Transcribe the entries that follow exactly as they appear, minus pictures.

ROWS:
________
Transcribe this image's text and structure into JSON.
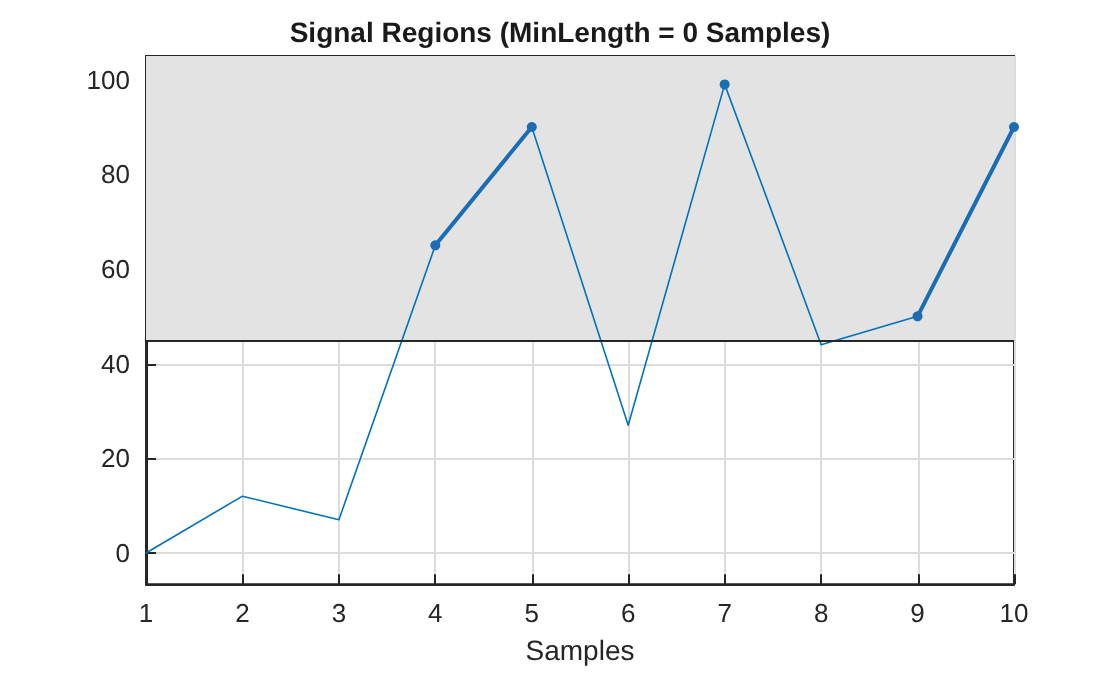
{
  "chart_data": {
    "type": "line",
    "title": "Signal Regions (MinLength = 0 Samples)",
    "xlabel": "Samples",
    "x": [
      1,
      2,
      3,
      4,
      5,
      6,
      7,
      8,
      9,
      10
    ],
    "series": [
      {
        "color": "#0072bd",
        "marker": "none",
        "values": [
          0,
          12,
          7,
          65,
          90,
          27,
          99,
          44,
          50,
          90
        ]
      },
      {
        "color": "#1a6db3",
        "marker": "circle",
        "values": [
          null,
          null,
          null,
          65,
          90,
          null,
          99,
          null,
          50,
          90
        ]
      }
    ],
    "xlim": [
      1,
      10
    ],
    "xticks": [
      1,
      2,
      3,
      4,
      5,
      6,
      7,
      8,
      9,
      10
    ],
    "ylim": [
      -6.6,
      105
    ],
    "yticks": [
      0,
      20,
      40,
      60,
      80,
      100
    ],
    "ref_lines": [
      {
        "axis": "y",
        "value": 45,
        "color": "#262626"
      }
    ],
    "bands": [
      {
        "axis": "y",
        "from": 45,
        "to": 105,
        "color": "#e3e3e3"
      }
    ],
    "grid": true
  }
}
________
RESPONSE:
Transcribe this image's text and structure into JSON.
{
  "chart_data": {
    "type": "line",
    "title": "Signal Regions (MinLength = 0 Samples)",
    "xlabel": "Samples",
    "x": [
      1,
      2,
      3,
      4,
      5,
      6,
      7,
      8,
      9,
      10
    ],
    "series": [
      {
        "color": "#0072bd",
        "marker": "none",
        "values": [
          0,
          12,
          7,
          65,
          90,
          27,
          99,
          44,
          50,
          90
        ]
      },
      {
        "color": "#1a6db3",
        "marker": "circle",
        "values": [
          null,
          null,
          null,
          65,
          90,
          null,
          99,
          null,
          50,
          90
        ]
      }
    ],
    "xlim": [
      1,
      10
    ],
    "xticks": [
      1,
      2,
      3,
      4,
      5,
      6,
      7,
      8,
      9,
      10
    ],
    "ylim": [
      -6.6,
      105
    ],
    "yticks": [
      0,
      20,
      40,
      60,
      80,
      100
    ],
    "ref_lines": [
      {
        "axis": "y",
        "value": 45,
        "color": "#262626"
      }
    ],
    "bands": [
      {
        "axis": "y",
        "from": 45,
        "to": 105,
        "color": "#e3e3e3"
      }
    ],
    "grid": true
  }
}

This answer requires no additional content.